* [Work to be completed]: List each line of the listing below that contains the string "indicator".

* [Stored rows]:
▼▼▼

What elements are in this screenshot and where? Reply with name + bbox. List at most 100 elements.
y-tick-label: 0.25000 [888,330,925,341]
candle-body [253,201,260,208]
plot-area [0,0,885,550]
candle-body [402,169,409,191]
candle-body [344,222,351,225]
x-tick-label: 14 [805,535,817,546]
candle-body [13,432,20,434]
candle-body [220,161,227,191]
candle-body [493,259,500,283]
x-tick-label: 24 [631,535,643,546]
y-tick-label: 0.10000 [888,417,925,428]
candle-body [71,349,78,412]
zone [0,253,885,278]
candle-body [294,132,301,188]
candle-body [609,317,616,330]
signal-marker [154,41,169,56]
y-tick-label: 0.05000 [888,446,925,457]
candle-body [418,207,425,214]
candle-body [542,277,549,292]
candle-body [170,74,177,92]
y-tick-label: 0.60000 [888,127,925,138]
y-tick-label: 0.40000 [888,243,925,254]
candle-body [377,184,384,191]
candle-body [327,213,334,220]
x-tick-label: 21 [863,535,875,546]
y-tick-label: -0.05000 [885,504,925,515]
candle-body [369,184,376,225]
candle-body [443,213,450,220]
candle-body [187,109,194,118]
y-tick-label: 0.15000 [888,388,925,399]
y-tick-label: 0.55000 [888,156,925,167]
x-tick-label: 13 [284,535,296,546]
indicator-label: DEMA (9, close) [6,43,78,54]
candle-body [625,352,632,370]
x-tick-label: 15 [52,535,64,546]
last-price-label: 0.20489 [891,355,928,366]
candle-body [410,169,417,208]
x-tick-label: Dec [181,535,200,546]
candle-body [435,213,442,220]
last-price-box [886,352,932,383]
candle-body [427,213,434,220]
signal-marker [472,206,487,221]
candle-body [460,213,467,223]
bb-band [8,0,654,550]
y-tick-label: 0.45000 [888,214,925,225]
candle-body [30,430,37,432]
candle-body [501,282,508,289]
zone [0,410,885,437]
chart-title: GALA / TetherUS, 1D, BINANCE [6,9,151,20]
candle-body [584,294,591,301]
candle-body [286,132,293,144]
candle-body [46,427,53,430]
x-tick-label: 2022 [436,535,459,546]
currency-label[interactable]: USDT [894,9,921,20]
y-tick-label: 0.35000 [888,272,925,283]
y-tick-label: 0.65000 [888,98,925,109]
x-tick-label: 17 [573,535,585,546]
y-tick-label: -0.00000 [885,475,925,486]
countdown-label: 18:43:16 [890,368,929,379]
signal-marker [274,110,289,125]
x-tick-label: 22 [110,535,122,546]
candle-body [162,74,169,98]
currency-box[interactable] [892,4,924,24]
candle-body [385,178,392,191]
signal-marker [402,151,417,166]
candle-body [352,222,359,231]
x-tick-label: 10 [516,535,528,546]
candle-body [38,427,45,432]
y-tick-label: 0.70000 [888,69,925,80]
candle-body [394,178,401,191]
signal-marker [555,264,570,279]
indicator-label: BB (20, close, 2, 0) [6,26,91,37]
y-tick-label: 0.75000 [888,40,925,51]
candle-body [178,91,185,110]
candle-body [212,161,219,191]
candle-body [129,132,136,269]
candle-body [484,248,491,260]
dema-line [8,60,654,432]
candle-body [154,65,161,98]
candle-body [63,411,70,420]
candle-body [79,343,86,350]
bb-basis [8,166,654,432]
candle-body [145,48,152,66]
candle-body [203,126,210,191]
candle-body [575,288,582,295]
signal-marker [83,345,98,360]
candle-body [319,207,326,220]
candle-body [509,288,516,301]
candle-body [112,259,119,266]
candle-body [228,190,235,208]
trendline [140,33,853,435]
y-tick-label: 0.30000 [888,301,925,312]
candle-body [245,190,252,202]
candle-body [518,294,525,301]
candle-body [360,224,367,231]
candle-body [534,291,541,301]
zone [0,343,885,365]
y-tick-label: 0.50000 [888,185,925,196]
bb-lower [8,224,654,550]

▲▲▲

* [Response below]:
indicator-label: DEMA (9, close) [6,43,78,54]
indicator-label: BB (20, close, 2, 0) [6,26,91,37]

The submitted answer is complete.